:: Data to use ::

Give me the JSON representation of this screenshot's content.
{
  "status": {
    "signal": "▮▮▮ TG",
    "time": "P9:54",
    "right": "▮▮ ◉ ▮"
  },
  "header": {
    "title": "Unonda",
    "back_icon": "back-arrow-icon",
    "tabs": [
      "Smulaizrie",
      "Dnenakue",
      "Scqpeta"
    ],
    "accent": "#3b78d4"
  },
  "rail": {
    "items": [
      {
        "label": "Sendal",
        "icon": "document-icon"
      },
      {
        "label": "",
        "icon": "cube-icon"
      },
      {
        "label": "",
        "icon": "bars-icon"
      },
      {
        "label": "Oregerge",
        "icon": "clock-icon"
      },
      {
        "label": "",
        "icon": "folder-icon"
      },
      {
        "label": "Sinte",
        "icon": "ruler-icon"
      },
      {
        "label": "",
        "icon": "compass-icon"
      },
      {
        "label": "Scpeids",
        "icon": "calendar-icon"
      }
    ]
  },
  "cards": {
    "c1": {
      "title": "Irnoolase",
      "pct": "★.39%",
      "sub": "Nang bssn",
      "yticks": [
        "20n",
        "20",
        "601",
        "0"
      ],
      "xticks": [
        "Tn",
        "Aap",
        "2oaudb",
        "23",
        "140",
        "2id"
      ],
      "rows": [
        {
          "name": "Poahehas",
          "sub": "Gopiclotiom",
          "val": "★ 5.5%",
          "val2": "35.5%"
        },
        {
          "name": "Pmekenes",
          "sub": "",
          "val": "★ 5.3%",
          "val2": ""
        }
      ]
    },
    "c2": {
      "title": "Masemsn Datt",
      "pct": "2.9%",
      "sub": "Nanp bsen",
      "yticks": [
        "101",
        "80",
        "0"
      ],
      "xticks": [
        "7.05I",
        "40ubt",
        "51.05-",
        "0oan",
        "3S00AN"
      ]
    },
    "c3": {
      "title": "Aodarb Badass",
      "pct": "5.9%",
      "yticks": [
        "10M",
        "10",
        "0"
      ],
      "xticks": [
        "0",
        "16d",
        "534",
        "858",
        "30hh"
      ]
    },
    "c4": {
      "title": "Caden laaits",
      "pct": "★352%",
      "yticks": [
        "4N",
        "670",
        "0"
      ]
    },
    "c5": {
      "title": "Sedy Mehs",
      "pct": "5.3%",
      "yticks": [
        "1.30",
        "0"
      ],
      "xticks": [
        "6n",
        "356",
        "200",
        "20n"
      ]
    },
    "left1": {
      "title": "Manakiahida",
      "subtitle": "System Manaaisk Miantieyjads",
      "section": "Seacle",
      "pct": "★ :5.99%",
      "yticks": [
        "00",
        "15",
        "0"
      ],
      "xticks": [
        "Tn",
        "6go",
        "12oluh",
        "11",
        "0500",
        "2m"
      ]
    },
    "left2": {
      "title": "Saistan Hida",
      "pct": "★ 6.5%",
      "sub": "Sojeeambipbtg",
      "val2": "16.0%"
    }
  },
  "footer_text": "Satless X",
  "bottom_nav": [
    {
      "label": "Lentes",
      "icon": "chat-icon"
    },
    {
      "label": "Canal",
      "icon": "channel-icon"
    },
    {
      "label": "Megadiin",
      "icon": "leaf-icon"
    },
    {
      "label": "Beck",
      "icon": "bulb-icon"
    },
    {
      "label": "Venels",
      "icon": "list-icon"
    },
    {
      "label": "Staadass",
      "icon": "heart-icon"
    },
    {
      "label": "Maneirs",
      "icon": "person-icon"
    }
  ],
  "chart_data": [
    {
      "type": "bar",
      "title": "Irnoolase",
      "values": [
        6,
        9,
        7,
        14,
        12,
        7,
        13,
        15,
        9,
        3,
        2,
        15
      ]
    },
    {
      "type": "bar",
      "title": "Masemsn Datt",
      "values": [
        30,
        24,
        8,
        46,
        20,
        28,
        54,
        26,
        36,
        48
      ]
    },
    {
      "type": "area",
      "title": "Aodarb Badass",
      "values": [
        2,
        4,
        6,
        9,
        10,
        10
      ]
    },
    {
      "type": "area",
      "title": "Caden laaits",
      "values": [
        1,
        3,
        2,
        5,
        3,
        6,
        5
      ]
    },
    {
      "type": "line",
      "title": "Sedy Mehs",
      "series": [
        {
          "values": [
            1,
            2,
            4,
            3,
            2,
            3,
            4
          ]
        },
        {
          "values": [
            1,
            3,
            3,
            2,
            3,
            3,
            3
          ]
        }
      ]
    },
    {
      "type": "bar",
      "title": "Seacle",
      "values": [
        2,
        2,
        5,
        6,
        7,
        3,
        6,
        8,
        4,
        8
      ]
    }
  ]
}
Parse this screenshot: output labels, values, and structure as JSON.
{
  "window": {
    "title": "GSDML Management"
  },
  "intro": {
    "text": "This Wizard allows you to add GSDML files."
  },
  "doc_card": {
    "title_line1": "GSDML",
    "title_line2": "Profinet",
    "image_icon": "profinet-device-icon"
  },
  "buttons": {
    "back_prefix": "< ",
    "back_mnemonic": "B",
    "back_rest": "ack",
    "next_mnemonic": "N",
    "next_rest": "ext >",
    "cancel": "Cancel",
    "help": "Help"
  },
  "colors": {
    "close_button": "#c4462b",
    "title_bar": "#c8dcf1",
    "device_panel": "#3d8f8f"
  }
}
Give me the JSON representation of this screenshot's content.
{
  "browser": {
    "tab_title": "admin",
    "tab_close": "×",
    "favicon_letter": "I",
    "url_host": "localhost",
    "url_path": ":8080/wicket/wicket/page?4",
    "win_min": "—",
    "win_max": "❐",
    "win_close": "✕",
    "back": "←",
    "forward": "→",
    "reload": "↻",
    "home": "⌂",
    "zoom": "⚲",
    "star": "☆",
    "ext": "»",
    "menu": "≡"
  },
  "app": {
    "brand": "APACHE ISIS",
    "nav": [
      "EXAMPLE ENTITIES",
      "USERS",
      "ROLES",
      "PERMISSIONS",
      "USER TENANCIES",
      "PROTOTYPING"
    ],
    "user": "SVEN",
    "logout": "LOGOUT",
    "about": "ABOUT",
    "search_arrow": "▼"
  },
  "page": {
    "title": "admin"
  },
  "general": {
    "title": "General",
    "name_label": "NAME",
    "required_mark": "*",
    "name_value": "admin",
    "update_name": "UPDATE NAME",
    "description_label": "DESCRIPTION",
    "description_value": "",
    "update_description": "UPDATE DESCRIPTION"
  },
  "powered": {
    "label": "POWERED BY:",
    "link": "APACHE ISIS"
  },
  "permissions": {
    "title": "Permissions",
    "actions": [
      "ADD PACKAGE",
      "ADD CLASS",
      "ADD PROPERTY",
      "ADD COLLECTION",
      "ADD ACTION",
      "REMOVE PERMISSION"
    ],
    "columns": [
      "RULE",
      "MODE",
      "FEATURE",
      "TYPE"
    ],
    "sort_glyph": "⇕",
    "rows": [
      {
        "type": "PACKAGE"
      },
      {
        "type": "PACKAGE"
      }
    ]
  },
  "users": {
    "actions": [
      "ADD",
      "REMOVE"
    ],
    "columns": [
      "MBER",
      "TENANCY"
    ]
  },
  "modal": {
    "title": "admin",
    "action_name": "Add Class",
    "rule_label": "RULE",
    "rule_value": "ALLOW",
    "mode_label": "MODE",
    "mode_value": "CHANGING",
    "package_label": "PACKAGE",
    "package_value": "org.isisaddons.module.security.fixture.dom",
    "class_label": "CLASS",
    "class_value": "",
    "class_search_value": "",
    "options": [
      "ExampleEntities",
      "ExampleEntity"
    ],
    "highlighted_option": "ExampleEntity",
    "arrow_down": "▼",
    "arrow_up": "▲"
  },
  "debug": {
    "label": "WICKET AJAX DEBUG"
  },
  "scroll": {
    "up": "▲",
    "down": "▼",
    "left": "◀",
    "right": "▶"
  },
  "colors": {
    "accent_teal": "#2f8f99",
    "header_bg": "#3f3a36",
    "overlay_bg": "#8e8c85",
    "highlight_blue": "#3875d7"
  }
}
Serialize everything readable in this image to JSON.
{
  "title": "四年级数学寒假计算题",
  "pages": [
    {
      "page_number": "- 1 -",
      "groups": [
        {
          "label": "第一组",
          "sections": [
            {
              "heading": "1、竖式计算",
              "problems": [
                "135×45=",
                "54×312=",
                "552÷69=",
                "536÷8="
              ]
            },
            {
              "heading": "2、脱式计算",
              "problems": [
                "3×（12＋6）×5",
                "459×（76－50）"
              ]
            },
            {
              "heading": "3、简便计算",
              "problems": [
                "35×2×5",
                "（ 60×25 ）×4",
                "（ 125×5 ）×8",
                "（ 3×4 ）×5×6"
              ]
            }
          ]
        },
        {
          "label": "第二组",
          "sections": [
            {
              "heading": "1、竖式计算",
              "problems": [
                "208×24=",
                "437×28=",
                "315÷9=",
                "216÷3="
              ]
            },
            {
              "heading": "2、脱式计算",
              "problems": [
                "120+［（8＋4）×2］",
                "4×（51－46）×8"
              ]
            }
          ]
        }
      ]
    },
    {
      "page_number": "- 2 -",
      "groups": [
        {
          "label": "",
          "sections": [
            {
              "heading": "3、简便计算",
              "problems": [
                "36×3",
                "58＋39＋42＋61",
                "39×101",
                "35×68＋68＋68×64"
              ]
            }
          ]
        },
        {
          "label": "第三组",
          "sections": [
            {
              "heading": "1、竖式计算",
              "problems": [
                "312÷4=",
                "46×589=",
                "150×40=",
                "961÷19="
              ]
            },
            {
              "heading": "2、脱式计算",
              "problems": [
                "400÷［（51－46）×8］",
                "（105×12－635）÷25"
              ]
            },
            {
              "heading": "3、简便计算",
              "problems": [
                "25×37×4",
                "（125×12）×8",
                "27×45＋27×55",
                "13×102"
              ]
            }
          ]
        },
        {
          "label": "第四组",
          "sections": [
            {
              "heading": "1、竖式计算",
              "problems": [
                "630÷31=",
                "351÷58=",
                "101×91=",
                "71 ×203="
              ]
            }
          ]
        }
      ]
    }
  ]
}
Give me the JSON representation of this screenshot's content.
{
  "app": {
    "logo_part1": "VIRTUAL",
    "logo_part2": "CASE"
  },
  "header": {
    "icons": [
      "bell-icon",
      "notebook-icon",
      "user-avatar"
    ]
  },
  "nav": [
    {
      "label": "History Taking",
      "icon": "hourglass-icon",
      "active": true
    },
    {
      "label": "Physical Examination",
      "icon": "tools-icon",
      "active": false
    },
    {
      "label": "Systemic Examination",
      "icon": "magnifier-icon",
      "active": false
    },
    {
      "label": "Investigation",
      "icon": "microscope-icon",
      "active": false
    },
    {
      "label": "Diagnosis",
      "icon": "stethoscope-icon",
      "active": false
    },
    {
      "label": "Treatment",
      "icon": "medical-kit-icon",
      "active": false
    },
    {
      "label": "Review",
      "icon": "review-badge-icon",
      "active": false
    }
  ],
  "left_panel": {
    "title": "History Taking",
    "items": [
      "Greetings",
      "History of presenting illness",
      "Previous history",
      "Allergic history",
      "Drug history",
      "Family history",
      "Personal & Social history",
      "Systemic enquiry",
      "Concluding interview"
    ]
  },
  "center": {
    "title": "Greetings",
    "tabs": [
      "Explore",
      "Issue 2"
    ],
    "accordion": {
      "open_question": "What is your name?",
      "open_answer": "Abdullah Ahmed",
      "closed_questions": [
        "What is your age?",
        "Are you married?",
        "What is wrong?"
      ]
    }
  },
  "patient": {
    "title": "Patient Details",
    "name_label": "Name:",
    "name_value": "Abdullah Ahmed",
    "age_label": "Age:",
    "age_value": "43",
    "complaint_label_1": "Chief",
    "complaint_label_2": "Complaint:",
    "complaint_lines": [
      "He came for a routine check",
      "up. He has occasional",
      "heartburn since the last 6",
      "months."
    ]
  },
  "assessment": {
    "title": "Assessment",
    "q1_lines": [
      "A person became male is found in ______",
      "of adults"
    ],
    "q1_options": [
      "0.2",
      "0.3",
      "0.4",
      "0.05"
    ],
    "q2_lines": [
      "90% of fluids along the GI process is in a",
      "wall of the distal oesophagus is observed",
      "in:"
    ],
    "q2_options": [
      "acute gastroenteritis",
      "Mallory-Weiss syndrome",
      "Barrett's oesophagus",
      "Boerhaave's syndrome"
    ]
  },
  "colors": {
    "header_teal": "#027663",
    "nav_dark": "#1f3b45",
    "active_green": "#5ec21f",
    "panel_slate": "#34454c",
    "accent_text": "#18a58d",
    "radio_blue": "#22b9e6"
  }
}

:::

### Your task
List each line of the entries that holds the string "ExampleEntity".

### Completed task
      "ExampleEntity"
    "highlighted_option": "ExampleEntity",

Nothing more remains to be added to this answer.